+++ Data records
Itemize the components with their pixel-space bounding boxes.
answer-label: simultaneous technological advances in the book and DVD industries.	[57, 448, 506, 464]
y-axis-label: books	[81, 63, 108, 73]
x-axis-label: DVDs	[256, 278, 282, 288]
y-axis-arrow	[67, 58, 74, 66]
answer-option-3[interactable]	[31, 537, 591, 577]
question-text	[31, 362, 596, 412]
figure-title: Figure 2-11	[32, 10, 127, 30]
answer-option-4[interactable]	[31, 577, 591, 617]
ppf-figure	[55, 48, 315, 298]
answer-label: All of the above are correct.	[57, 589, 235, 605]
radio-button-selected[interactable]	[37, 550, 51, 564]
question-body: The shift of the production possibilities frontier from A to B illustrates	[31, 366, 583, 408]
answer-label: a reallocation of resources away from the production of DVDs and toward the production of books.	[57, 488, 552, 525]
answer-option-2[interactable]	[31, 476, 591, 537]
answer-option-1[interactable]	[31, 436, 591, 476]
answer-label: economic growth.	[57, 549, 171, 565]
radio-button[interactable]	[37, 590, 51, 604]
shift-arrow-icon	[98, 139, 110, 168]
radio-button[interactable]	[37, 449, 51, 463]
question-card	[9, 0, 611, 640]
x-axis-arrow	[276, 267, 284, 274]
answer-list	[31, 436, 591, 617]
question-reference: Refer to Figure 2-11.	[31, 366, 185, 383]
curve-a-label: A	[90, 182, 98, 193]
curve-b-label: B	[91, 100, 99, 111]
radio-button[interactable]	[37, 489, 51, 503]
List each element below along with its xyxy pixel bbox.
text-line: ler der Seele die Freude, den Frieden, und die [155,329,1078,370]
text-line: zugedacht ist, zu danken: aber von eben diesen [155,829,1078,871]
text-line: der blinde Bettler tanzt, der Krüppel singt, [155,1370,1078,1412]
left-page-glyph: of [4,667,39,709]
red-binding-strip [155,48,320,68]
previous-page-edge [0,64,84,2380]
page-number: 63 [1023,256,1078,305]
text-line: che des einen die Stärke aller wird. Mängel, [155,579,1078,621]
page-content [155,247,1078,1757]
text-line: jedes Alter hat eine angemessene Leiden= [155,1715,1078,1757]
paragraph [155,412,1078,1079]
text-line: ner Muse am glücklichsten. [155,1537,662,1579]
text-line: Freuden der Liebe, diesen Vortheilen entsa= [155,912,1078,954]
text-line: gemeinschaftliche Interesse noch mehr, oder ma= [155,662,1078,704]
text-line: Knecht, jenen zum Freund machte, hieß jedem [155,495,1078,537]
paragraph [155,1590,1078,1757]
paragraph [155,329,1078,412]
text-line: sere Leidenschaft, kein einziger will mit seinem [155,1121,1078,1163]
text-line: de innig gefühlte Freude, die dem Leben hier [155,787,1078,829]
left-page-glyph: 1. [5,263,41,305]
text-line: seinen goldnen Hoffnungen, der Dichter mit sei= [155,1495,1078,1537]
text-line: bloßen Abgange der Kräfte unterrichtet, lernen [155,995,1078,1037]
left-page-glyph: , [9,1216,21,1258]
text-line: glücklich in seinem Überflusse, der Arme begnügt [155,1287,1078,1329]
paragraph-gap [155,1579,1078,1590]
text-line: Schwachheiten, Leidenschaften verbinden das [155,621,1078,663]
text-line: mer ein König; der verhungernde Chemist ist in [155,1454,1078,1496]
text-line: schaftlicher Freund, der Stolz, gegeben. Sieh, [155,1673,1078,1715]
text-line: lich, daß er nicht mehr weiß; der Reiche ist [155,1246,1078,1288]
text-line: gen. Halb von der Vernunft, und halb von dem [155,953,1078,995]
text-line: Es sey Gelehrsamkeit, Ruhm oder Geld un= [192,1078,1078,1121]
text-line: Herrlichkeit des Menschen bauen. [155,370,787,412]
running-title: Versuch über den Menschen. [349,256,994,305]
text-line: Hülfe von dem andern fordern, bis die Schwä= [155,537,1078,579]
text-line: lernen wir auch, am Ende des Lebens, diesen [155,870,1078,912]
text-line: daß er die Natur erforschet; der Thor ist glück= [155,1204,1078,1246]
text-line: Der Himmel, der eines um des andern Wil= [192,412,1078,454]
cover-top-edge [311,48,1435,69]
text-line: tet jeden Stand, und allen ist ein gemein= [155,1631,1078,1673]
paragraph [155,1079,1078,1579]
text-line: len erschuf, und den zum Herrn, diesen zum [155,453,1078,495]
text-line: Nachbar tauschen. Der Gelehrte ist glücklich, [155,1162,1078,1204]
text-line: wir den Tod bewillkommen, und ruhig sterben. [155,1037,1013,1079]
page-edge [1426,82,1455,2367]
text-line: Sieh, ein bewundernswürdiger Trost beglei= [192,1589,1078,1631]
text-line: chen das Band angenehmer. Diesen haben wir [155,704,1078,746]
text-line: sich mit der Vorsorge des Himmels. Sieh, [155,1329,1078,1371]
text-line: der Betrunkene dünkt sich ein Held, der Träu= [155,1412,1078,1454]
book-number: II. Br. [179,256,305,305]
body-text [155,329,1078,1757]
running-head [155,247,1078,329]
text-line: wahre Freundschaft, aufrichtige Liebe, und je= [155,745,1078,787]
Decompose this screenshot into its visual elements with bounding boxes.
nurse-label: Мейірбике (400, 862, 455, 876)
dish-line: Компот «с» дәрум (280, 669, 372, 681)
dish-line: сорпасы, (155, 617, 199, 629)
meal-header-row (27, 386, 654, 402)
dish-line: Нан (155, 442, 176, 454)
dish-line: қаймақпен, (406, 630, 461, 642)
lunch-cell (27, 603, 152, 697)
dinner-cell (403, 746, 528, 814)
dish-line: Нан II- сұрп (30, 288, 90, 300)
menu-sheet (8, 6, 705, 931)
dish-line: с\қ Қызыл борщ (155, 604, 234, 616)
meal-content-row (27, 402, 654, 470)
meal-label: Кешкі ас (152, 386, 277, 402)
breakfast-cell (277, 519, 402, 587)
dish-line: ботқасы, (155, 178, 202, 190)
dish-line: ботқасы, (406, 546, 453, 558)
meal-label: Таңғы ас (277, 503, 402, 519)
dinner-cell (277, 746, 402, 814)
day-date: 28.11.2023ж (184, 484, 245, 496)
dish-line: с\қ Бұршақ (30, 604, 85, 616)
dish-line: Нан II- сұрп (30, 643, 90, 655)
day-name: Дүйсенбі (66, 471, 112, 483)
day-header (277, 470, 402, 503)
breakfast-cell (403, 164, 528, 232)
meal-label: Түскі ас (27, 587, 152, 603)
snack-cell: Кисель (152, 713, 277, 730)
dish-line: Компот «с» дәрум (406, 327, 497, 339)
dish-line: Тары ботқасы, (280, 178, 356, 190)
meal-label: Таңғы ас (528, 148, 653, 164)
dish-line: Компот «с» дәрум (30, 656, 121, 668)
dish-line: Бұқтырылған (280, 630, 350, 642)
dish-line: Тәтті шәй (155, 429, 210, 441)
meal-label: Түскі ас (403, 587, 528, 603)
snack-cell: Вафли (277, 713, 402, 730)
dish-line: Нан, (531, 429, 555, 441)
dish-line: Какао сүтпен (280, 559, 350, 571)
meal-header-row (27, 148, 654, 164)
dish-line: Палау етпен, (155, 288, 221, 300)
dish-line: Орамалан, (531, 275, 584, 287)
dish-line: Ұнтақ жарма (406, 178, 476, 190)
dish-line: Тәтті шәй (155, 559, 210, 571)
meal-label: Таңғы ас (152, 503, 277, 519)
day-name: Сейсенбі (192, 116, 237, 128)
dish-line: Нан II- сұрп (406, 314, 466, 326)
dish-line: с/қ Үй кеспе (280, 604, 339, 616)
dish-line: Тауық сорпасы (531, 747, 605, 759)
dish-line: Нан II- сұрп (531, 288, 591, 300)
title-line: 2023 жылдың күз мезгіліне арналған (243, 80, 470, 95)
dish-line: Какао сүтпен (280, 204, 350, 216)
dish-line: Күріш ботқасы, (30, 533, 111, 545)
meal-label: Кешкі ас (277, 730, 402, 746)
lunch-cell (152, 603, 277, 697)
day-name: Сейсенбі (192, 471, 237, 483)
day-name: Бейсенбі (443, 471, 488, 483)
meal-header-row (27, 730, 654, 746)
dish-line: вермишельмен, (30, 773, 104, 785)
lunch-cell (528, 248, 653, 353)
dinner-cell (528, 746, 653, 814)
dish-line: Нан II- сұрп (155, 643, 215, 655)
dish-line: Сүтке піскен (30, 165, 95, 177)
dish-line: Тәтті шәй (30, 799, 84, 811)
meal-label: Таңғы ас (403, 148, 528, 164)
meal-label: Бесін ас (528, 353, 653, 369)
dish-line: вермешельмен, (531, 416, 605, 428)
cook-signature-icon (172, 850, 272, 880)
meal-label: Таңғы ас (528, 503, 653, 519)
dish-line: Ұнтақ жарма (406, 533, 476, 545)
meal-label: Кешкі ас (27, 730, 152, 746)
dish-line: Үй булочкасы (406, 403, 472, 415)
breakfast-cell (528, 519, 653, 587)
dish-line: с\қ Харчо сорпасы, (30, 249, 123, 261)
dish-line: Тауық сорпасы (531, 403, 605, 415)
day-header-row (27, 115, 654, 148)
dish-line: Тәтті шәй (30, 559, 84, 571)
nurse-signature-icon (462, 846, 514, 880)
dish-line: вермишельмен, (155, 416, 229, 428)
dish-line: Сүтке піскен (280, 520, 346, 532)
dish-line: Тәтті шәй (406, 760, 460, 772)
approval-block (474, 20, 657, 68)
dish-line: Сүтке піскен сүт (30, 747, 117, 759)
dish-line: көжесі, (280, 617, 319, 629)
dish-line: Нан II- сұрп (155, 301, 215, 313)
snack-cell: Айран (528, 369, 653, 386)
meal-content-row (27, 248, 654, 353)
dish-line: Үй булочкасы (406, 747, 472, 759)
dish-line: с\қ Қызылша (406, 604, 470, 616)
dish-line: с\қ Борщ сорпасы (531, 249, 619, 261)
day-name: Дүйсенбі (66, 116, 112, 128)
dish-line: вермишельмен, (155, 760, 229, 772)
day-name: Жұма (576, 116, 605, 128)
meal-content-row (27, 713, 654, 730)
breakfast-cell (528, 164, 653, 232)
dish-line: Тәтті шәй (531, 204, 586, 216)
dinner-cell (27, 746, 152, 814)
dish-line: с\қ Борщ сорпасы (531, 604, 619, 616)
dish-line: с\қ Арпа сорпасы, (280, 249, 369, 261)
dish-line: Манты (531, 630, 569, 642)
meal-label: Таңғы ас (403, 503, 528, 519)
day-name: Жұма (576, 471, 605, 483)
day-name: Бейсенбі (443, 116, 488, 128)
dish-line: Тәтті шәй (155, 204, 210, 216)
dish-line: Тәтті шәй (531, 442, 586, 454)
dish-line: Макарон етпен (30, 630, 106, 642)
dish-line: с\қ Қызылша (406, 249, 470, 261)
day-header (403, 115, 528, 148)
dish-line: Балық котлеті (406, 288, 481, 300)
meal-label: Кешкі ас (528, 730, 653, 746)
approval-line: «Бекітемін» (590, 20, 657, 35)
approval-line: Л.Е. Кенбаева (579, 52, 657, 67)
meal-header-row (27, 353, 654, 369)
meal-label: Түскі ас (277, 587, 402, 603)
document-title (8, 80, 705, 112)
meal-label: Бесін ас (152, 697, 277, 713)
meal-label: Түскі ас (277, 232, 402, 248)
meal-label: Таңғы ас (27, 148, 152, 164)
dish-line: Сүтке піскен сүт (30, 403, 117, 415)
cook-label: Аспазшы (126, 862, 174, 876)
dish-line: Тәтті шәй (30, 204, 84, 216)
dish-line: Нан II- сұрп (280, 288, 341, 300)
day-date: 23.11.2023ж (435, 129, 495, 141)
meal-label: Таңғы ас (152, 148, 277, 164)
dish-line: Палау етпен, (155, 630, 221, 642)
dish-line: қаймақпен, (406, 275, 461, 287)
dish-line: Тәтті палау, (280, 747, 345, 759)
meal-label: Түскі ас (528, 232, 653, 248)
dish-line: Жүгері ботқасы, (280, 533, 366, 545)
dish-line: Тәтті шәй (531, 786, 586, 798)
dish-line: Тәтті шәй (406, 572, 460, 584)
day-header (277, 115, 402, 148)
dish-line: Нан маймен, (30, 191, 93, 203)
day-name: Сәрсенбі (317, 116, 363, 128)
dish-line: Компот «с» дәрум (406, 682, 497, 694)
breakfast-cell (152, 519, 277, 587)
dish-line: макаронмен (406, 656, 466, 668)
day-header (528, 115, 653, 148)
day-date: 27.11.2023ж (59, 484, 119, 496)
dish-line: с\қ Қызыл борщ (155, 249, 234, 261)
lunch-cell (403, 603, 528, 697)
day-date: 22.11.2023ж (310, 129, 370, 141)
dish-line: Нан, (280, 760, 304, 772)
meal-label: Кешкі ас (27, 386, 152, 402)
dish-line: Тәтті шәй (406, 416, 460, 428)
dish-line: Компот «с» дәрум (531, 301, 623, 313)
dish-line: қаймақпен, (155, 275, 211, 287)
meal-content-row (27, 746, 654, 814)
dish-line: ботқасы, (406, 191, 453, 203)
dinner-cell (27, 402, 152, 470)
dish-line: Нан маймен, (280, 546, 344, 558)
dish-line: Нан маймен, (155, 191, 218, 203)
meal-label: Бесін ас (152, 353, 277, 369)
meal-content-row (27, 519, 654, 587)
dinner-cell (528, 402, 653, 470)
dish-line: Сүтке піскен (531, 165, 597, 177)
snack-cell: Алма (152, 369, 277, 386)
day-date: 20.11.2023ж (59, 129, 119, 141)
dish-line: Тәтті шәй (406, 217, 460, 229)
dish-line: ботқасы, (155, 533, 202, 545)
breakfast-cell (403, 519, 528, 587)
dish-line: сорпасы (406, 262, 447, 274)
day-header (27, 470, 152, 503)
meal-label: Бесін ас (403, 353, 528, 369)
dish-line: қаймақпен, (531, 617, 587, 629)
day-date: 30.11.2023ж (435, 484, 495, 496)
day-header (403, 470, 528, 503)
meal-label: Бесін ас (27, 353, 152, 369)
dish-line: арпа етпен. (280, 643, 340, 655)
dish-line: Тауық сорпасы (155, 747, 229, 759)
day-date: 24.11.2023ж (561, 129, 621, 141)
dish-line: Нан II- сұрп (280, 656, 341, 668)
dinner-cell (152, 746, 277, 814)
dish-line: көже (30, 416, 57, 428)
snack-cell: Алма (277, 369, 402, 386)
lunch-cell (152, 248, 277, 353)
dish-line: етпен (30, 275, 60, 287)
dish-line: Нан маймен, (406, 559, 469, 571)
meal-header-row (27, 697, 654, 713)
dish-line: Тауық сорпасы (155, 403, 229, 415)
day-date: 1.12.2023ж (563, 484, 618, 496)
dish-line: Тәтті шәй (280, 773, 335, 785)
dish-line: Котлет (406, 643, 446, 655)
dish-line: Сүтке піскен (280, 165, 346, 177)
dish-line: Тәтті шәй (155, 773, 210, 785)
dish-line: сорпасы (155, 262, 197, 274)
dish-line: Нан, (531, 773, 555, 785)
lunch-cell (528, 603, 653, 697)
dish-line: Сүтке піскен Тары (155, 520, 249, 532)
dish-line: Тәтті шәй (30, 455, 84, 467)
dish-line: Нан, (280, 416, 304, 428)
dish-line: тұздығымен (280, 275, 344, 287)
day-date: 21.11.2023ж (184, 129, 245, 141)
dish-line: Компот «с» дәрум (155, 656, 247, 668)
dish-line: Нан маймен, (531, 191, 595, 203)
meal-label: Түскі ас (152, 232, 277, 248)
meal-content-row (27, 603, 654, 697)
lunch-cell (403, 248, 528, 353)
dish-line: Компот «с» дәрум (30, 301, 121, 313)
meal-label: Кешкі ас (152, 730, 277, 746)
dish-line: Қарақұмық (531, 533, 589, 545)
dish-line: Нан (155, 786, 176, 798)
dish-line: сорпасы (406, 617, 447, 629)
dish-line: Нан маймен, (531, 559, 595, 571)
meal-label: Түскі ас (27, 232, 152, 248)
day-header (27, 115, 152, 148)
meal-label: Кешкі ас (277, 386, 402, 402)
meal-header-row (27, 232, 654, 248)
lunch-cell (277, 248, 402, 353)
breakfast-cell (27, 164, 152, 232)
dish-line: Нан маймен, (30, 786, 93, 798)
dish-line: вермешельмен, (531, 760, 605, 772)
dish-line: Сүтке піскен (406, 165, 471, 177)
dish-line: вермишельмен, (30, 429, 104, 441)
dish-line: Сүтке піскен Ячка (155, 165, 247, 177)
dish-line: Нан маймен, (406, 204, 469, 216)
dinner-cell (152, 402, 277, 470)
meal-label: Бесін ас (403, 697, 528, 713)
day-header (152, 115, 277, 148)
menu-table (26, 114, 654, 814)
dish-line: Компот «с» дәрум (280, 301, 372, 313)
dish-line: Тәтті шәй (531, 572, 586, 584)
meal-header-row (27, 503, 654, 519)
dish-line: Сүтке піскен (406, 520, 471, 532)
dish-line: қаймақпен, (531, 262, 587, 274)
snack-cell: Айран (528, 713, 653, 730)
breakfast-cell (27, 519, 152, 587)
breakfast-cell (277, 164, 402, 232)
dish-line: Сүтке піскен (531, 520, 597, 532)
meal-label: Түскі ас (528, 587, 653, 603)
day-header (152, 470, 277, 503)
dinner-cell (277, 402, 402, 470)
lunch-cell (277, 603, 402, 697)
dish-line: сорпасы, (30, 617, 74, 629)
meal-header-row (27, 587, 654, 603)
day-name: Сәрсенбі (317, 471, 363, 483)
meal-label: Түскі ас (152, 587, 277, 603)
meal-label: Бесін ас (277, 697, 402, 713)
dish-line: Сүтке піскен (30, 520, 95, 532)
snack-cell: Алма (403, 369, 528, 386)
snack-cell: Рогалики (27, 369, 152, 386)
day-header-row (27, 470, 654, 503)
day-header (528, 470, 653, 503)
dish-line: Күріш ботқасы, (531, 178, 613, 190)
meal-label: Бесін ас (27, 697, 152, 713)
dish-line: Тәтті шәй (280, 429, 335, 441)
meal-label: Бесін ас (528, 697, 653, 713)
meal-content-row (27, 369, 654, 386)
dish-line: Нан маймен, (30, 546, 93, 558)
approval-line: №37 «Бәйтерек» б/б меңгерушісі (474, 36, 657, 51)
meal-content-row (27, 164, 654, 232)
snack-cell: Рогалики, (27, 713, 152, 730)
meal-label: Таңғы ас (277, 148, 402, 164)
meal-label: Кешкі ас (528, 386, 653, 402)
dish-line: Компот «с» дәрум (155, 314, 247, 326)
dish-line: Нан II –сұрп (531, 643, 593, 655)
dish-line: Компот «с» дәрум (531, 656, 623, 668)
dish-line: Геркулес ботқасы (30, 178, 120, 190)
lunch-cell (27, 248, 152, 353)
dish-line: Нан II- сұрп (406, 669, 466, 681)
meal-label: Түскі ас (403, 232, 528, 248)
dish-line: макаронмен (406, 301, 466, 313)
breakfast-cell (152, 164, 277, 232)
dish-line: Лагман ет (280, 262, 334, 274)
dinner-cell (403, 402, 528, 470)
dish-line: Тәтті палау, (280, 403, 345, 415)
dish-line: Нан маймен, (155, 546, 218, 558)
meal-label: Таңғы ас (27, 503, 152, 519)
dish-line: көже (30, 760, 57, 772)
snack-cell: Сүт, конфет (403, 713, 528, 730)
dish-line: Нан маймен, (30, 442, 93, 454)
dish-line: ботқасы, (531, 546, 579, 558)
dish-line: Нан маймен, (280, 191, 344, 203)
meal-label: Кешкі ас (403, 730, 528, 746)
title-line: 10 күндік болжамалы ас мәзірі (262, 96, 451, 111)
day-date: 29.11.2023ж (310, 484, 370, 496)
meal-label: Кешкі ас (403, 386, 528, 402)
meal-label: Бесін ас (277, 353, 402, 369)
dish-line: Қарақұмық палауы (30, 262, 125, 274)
++++++
Description of the task: Write out the records from their first line through the line that contains "10, 127, 30]", both included, keeping every character unchanged.

In response:
Itemize the components with their pixel-space bounding boxes.
answer-label: simultaneous technological advances in the book and DVD industries.	[57, 448, 506, 464]
y-axis-label: books	[81, 63, 108, 73]
x-axis-label: DVDs	[256, 278, 282, 288]
y-axis-arrow	[67, 58, 74, 66]
answer-option-3[interactable]	[31, 537, 591, 577]
question-text	[31, 362, 596, 412]
figure-title: Figure 2-11	[32, 10, 127, 30]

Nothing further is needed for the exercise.